Spatial layout data:
┏━━
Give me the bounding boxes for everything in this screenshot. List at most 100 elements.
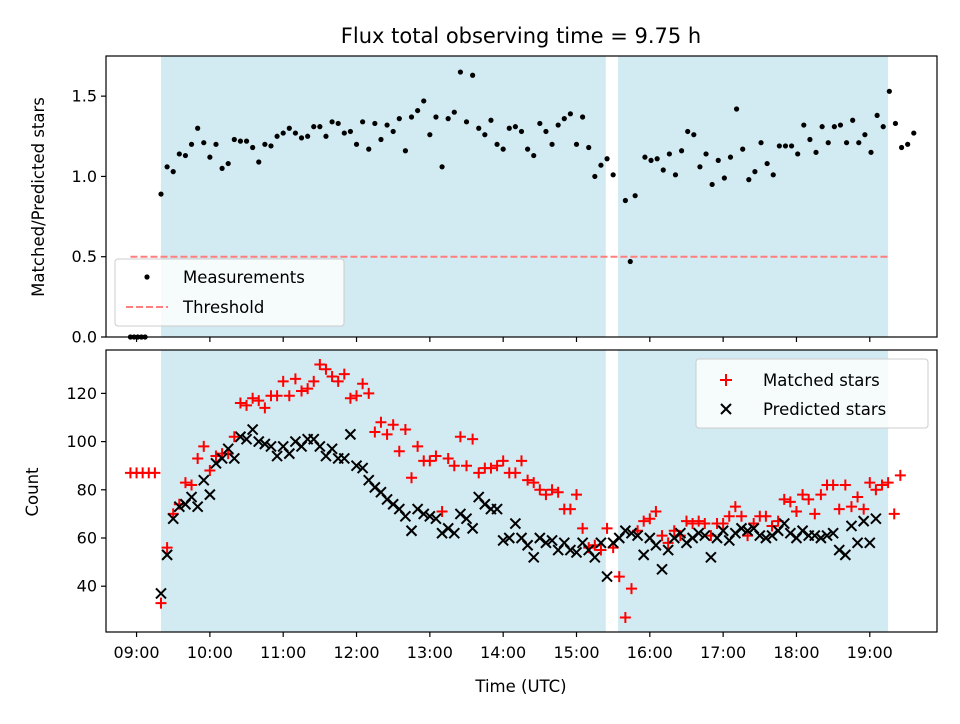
measurement-point bbox=[598, 162, 604, 168]
predicted-star-point bbox=[259, 438, 271, 450]
legend-measurements-marker bbox=[144, 274, 150, 280]
measurement-point bbox=[182, 152, 189, 159]
matched-star-point bbox=[234, 397, 246, 409]
matched-star-point bbox=[577, 522, 589, 534]
measurement-point bbox=[231, 136, 237, 143]
matched-star-point bbox=[803, 493, 815, 505]
chart-title: Flux total observing time = 9.75 h bbox=[341, 24, 701, 48]
matched-star-point bbox=[332, 375, 344, 387]
bottom-x-tick-label: 18:00 bbox=[773, 643, 819, 662]
matched-star-point bbox=[314, 358, 326, 370]
matched-star-point bbox=[638, 515, 650, 527]
legend-threshold-label: Threshold bbox=[182, 298, 264, 317]
measurement-point bbox=[697, 164, 703, 170]
matched-star-point bbox=[399, 424, 411, 436]
measurement-point bbox=[666, 151, 672, 157]
measurement-point bbox=[207, 154, 213, 160]
matched-star-point bbox=[271, 390, 283, 402]
matched-star-point bbox=[827, 479, 839, 491]
matched-star-point bbox=[161, 542, 173, 554]
measurement-point bbox=[506, 125, 512, 131]
matched-star-point bbox=[369, 426, 381, 438]
measurement-point bbox=[408, 114, 415, 120]
predicted-star-point bbox=[778, 517, 790, 530]
measurement-point bbox=[868, 149, 874, 155]
measurement-point bbox=[691, 132, 697, 138]
top-axes: 0.0 0.5 1.0 1.5 bbox=[72, 55, 938, 347]
matched-star-point bbox=[387, 419, 399, 431]
measurement-point bbox=[758, 140, 764, 146]
predicted-star-point bbox=[674, 527, 687, 539]
measurement-point bbox=[622, 197, 628, 204]
measurement-point bbox=[433, 114, 439, 120]
measurement-point bbox=[195, 125, 201, 131]
measurement-point bbox=[764, 160, 770, 167]
matched-star-point bbox=[522, 474, 534, 486]
matched-star-point bbox=[778, 493, 790, 505]
measurement-point bbox=[243, 138, 250, 144]
matched-star-point bbox=[179, 477, 191, 489]
measurement-point bbox=[567, 111, 573, 117]
matched-star-point bbox=[870, 484, 882, 496]
matched-star-point bbox=[650, 505, 662, 517]
matched-star-point bbox=[155, 597, 167, 609]
matched-star-point bbox=[625, 583, 637, 595]
predicted-star-point bbox=[216, 452, 228, 465]
legend-bottom-frame bbox=[695, 358, 929, 429]
measurement-point bbox=[746, 177, 752, 183]
matched-star-point bbox=[839, 479, 851, 491]
matched-star-point bbox=[149, 467, 161, 479]
measurement-point bbox=[703, 151, 709, 157]
measurement-point bbox=[188, 141, 195, 147]
matched-star-point bbox=[344, 392, 356, 404]
matched-star-point bbox=[241, 399, 253, 411]
measurement-point bbox=[654, 156, 660, 162]
matched-star-point bbox=[485, 462, 497, 474]
measurement-point bbox=[250, 144, 256, 151]
measurement-point bbox=[268, 143, 274, 149]
measurement-point bbox=[911, 130, 917, 136]
predicted-star-point bbox=[570, 546, 583, 559]
matched-star-point bbox=[204, 465, 216, 477]
matched-star-point bbox=[619, 612, 631, 624]
bottom-x-tick-label: 15:00 bbox=[553, 643, 599, 662]
measurement-point bbox=[604, 156, 610, 162]
measurement-point bbox=[360, 119, 366, 125]
matched-star-point bbox=[436, 505, 448, 517]
measurement-point bbox=[170, 169, 176, 175]
top-y-tick-label: 1.5 bbox=[72, 87, 97, 106]
matched-star-point bbox=[894, 469, 906, 481]
matched-star-point bbox=[253, 395, 265, 407]
predicted-star-point bbox=[845, 520, 858, 532]
measurement-point bbox=[531, 152, 537, 159]
measurement-point bbox=[494, 141, 500, 147]
measurement-point bbox=[164, 164, 170, 170]
matched-star-point bbox=[509, 467, 521, 479]
predicted-star-point bbox=[204, 488, 216, 501]
measurement-point bbox=[176, 151, 182, 157]
measurement-point bbox=[685, 128, 691, 135]
measurement-point bbox=[274, 133, 280, 139]
top-frame bbox=[105, 55, 938, 338]
predicted-star-point bbox=[625, 527, 638, 539]
measurement-point bbox=[402, 148, 409, 154]
predicted-star-point bbox=[637, 549, 650, 561]
measurement-point bbox=[555, 122, 561, 128]
measurement-point bbox=[335, 120, 341, 127]
matched-star-point bbox=[497, 455, 509, 467]
predicted-star-point bbox=[521, 539, 534, 551]
measurement-point bbox=[813, 149, 819, 155]
measurement-point bbox=[715, 157, 721, 163]
matched-star-point bbox=[797, 489, 809, 501]
bottom-x-tick-label: 19:00 bbox=[847, 643, 893, 662]
predicted-star-point bbox=[821, 529, 833, 542]
measurement-point bbox=[580, 114, 586, 120]
legend-matched-marker bbox=[720, 374, 732, 386]
count-marks bbox=[124, 358, 906, 624]
predicted-star-point bbox=[314, 440, 326, 453]
measurement-point bbox=[439, 164, 445, 170]
predicted-star-point bbox=[350, 459, 363, 472]
predicted-star-point bbox=[246, 423, 259, 436]
measurement-point bbox=[158, 191, 164, 197]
┗━━
Task: Quote every item above verbatim, leaving out the pictures.

Written solution:
Give me the bounding boxes for everything in this screenshot. List at most 100 elements.
measurement-point bbox=[598, 162, 604, 168]
predicted-star-point bbox=[259, 438, 271, 450]
legend-measurements-marker bbox=[144, 274, 150, 280]
measurement-point bbox=[182, 152, 189, 159]
matched-star-point bbox=[234, 397, 246, 409]
matched-star-point bbox=[577, 522, 589, 534]
measurement-point bbox=[231, 136, 237, 143]
matched-star-point bbox=[803, 493, 815, 505]
chart-title: Flux total observing time = 9.75 h bbox=[341, 24, 701, 48]
matched-star-point bbox=[332, 375, 344, 387]
bottom-x-tick-label: 18:00 bbox=[773, 643, 819, 662]
matched-star-point bbox=[314, 358, 326, 370]
matched-star-point bbox=[638, 515, 650, 527]
legend-threshold-label: Threshold bbox=[182, 298, 264, 317]
measurement-point bbox=[697, 164, 703, 170]
matched-star-point bbox=[399, 424, 411, 436]
measurement-point bbox=[666, 151, 672, 157]
measurement-point bbox=[207, 154, 213, 160]
matched-star-point bbox=[271, 390, 283, 402]
matched-star-point bbox=[827, 479, 839, 491]
matched-star-point bbox=[161, 542, 173, 554]
measurement-point bbox=[506, 125, 512, 131]
matched-star-point bbox=[369, 426, 381, 438]
measurement-point bbox=[408, 114, 415, 120]
predicted-star-point bbox=[778, 517, 790, 530]
measurement-point bbox=[868, 149, 874, 155]
measurement-point bbox=[691, 132, 697, 138]
top-axes: 0.0 0.5 1.0 1.5 bbox=[72, 55, 938, 347]
matched-star-point bbox=[387, 419, 399, 431]
measurement-point bbox=[758, 140, 764, 146]
predicted-star-point bbox=[674, 527, 687, 539]
measurement-point bbox=[622, 197, 628, 204]
measurement-point bbox=[433, 114, 439, 120]
measurement-point bbox=[195, 125, 201, 131]
measurement-point bbox=[764, 160, 770, 167]
matched-star-point bbox=[522, 474, 534, 486]
matched-star-point bbox=[778, 493, 790, 505]
measurement-point bbox=[243, 138, 250, 144]
matched-star-point bbox=[179, 477, 191, 489]
measurement-point bbox=[567, 111, 573, 117]
matched-star-point bbox=[870, 484, 882, 496]
matched-star-point bbox=[650, 505, 662, 517]
matched-star-point bbox=[155, 597, 167, 609]
matched-star-point bbox=[625, 583, 637, 595]
predicted-star-point bbox=[216, 452, 228, 465]
legend-bottom-frame bbox=[695, 358, 929, 429]
measurement-point bbox=[746, 177, 752, 183]
matched-star-point bbox=[839, 479, 851, 491]
matched-star-point bbox=[149, 467, 161, 479]
measurement-point bbox=[703, 151, 709, 157]
measurement-point bbox=[188, 141, 195, 147]
matched-star-point bbox=[344, 392, 356, 404]
matched-star-point bbox=[241, 399, 253, 411]
measurement-point bbox=[654, 156, 660, 162]
matched-star-point bbox=[485, 462, 497, 474]
measurement-point bbox=[250, 144, 256, 151]
measurement-point bbox=[268, 143, 274, 149]
measurement-point bbox=[911, 130, 917, 136]
predicted-star-point bbox=[570, 546, 583, 559]
matched-star-point bbox=[204, 465, 216, 477]
matched-star-point bbox=[619, 612, 631, 624]
bottom-x-tick-label: 15:00 bbox=[553, 643, 599, 662]
measurement-point bbox=[604, 156, 610, 162]
measurement-point bbox=[360, 119, 366, 125]
matched-star-point bbox=[436, 505, 448, 517]
measurement-point bbox=[170, 169, 176, 175]
top-y-tick-label: 1.5 bbox=[72, 87, 97, 106]
matched-star-point bbox=[894, 469, 906, 481]
matched-star-point bbox=[253, 395, 265, 407]
predicted-star-point bbox=[845, 520, 858, 532]
measurement-point bbox=[531, 152, 537, 159]
measurement-point bbox=[494, 141, 500, 147]
measurement-point bbox=[164, 164, 170, 170]
matched-star-point bbox=[509, 467, 521, 479]
predicted-star-point bbox=[204, 488, 216, 501]
measurement-point bbox=[176, 151, 182, 157]
measurement-point bbox=[685, 128, 691, 135]
measurement-point bbox=[274, 133, 280, 139]
top-frame bbox=[105, 55, 938, 338]
predicted-star-point bbox=[625, 527, 638, 539]
measurement-point bbox=[402, 148, 409, 154]
predicted-star-point bbox=[637, 549, 650, 561]
measurement-point bbox=[555, 122, 561, 128]
measurement-point bbox=[335, 120, 341, 127]
matched-star-point bbox=[497, 455, 509, 467]
predicted-star-point bbox=[521, 539, 534, 551]
measurement-point bbox=[813, 149, 819, 155]
measurement-point bbox=[715, 157, 721, 163]
matched-star-point bbox=[797, 489, 809, 501]
bottom-x-tick-label: 19:00 bbox=[847, 643, 893, 662]
predicted-star-point bbox=[821, 529, 833, 542]
measurement-point bbox=[580, 114, 586, 120]
legend-matched-marker bbox=[720, 374, 732, 386]
count-marks bbox=[124, 358, 906, 624]
predicted-star-point bbox=[314, 440, 326, 453]
measurement-point bbox=[439, 164, 445, 170]
predicted-star-point bbox=[350, 459, 363, 472]
predicted-star-point bbox=[246, 423, 259, 436]
measurement-point bbox=[158, 191, 164, 197]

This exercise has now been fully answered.